Given problem: All lines holding the string "график" are to be shown.

Dataset rows:
____________

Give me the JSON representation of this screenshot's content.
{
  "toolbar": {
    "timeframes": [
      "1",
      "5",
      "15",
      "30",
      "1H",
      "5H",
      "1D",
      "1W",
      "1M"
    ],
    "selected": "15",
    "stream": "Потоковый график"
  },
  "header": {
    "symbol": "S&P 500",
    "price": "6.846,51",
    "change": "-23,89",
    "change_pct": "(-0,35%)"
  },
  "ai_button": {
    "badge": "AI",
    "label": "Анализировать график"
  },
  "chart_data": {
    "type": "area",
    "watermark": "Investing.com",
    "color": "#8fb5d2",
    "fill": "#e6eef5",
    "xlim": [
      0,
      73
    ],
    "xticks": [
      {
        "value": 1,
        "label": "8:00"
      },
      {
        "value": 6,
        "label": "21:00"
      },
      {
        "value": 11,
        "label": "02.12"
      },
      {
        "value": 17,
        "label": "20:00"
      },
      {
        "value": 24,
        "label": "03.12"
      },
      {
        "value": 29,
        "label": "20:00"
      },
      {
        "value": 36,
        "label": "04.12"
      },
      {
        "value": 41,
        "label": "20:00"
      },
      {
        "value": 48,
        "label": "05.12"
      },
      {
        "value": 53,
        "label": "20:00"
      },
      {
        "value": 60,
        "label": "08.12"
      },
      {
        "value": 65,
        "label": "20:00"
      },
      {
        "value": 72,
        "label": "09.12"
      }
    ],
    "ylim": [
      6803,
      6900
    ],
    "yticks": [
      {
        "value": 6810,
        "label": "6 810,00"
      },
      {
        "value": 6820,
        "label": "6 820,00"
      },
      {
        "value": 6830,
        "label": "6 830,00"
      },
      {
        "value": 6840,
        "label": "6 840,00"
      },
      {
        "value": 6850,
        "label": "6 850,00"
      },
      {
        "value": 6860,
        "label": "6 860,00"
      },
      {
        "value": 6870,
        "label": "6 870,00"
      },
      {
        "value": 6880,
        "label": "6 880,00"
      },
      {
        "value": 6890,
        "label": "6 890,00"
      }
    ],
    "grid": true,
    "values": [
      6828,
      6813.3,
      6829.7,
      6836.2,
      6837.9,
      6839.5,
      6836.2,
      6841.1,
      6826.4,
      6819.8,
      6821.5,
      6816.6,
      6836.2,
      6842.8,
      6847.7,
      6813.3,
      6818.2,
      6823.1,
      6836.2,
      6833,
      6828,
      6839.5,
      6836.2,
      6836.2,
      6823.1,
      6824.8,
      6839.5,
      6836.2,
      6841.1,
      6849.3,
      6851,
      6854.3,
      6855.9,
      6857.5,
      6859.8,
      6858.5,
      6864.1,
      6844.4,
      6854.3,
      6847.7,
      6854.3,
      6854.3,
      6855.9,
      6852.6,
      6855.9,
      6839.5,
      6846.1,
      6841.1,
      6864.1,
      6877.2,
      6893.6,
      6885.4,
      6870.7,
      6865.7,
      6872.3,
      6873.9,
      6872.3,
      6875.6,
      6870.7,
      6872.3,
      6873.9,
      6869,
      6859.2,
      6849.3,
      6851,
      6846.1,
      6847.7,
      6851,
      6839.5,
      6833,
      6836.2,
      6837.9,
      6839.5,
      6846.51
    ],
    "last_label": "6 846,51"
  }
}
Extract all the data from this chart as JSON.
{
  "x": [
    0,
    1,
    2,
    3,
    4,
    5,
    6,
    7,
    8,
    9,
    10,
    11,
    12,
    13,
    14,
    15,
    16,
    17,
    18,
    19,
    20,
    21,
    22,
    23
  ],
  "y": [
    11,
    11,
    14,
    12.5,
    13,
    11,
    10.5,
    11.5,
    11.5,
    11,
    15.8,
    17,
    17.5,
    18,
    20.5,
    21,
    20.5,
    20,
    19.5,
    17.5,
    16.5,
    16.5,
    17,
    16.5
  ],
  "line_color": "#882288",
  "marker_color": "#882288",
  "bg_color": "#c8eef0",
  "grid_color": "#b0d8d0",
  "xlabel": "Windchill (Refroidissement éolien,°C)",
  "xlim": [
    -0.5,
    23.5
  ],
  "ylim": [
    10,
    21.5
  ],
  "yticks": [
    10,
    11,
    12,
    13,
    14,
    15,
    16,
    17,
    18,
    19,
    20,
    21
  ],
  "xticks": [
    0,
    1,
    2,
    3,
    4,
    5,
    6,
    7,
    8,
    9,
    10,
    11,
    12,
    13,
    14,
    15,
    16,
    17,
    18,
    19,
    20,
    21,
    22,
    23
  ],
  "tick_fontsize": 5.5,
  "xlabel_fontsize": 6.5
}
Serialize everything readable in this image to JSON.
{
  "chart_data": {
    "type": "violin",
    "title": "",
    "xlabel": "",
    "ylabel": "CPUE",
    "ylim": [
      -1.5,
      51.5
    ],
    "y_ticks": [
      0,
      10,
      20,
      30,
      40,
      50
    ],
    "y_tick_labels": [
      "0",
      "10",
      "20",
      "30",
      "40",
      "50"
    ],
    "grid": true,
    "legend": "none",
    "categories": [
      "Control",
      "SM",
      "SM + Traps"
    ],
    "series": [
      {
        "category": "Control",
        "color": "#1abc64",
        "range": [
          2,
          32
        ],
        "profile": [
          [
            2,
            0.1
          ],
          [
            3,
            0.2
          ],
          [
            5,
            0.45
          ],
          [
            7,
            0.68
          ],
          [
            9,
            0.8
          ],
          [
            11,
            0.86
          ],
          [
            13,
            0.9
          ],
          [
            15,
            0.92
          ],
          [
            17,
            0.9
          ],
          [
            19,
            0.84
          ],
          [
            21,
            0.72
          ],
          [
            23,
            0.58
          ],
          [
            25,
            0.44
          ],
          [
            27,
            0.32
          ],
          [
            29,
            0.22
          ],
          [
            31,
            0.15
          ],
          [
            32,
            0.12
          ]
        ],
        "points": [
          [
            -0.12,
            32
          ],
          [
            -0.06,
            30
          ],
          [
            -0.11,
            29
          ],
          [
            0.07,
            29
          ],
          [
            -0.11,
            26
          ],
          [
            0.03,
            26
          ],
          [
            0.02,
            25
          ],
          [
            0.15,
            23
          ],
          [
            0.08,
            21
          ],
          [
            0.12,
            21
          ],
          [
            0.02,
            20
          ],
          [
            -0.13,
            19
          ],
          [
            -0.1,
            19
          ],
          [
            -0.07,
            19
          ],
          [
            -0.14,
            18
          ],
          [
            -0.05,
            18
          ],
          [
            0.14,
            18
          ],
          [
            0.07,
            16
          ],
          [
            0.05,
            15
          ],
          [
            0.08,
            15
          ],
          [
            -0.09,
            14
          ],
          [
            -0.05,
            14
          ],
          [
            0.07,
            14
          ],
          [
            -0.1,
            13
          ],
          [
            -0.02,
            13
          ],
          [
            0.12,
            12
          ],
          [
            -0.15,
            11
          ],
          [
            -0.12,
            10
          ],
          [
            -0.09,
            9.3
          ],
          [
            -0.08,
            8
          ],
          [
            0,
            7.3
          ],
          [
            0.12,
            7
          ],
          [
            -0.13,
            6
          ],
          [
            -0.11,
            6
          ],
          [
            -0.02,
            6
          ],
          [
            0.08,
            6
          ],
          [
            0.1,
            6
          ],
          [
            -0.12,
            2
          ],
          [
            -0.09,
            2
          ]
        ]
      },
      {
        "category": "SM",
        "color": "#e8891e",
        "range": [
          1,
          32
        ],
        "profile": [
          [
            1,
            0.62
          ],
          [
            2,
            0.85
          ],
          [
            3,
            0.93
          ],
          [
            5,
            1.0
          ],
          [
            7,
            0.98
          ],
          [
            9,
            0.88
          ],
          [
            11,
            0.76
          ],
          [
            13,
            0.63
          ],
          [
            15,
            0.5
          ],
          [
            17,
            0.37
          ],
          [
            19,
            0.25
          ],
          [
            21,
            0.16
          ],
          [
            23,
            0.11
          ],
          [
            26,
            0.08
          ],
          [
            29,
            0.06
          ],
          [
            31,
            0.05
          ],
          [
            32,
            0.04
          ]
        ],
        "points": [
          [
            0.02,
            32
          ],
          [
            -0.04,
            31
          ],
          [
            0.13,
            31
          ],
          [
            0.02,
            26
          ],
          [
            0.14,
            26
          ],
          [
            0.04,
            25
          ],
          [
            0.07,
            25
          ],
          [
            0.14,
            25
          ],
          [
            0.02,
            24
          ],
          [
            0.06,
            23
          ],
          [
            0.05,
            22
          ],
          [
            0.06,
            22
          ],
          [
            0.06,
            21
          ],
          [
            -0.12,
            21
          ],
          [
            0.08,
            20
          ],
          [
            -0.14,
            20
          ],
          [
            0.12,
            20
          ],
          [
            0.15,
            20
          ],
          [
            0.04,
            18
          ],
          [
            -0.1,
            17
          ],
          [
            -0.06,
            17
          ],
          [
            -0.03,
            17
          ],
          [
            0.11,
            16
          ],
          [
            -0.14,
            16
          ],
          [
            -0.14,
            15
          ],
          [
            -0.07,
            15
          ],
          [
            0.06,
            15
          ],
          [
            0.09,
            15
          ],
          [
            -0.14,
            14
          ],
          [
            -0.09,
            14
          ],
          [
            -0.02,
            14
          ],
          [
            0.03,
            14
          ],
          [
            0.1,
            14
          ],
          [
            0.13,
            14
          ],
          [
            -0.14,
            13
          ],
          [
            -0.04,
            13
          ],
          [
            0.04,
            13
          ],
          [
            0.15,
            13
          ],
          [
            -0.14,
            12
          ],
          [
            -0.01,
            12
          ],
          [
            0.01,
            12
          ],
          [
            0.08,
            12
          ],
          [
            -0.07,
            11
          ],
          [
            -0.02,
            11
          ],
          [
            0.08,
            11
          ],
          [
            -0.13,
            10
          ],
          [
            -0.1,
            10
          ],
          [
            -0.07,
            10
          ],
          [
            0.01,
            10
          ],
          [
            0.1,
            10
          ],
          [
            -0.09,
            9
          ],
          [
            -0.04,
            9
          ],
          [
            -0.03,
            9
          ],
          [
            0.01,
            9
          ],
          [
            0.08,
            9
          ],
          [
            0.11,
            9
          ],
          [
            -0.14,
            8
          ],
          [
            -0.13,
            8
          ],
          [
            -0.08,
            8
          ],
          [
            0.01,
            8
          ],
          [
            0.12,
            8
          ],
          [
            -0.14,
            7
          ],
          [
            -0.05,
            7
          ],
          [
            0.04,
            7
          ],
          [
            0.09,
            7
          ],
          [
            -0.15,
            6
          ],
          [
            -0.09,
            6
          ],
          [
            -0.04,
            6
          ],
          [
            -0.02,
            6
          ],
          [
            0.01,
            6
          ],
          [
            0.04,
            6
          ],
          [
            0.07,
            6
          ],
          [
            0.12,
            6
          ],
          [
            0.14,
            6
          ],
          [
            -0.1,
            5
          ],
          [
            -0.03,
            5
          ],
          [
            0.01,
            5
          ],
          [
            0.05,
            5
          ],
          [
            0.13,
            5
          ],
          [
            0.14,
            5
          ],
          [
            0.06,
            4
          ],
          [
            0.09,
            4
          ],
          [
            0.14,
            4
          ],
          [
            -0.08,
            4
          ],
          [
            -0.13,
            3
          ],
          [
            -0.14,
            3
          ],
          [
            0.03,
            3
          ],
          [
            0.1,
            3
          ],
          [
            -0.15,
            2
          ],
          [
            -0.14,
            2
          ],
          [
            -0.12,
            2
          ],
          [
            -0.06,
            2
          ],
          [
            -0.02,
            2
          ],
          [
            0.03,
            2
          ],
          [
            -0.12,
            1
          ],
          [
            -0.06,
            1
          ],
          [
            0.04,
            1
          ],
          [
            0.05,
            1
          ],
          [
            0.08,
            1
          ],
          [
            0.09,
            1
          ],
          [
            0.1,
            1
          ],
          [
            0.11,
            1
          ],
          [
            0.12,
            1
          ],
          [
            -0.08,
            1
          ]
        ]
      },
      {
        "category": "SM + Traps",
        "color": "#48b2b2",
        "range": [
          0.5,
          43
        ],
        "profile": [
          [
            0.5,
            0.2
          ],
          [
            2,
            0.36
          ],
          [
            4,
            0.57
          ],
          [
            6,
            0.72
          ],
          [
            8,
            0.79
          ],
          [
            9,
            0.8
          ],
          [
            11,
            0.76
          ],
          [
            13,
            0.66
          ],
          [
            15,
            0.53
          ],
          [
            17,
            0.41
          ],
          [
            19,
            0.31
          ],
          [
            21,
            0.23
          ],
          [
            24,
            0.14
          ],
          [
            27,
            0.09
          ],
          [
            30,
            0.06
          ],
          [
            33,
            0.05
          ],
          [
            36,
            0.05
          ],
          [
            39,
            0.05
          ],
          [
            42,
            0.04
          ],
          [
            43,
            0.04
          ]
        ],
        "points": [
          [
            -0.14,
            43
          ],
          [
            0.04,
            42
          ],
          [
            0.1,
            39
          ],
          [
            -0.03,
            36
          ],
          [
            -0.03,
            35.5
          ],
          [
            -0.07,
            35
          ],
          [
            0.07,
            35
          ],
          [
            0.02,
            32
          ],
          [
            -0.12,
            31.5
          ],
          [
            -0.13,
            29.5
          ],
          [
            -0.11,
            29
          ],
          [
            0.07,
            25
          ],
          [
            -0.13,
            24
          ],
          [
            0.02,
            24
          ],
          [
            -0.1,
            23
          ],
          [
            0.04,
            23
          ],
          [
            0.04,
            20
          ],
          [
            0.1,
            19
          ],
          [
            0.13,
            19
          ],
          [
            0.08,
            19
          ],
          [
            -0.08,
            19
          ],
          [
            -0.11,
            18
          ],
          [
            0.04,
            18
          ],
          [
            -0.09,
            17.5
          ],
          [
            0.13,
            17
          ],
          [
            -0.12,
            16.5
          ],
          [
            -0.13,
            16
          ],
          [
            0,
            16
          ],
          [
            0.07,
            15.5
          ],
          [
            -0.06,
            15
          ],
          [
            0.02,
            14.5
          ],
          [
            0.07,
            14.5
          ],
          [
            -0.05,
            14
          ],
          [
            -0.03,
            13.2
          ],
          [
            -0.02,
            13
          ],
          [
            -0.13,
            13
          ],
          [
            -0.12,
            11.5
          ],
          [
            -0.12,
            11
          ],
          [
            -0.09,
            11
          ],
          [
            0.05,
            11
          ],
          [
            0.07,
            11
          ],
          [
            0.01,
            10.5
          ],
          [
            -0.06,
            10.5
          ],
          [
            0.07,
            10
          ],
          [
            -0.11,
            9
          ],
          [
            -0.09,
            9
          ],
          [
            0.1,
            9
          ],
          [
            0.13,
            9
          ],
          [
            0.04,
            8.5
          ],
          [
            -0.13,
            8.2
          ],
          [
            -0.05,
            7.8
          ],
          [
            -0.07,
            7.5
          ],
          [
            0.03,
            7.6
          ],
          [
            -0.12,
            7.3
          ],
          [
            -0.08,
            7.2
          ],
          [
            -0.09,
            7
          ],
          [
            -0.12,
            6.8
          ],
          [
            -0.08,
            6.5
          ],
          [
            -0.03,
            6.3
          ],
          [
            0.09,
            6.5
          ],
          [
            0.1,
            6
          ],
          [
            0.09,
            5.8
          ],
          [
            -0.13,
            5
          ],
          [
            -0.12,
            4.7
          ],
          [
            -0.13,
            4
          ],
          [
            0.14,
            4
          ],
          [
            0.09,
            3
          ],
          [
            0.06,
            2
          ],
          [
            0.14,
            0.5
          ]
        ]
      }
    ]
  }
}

____________

Solution to this task:
    "stream": "Потоковый график"
    "label": "Анализировать график"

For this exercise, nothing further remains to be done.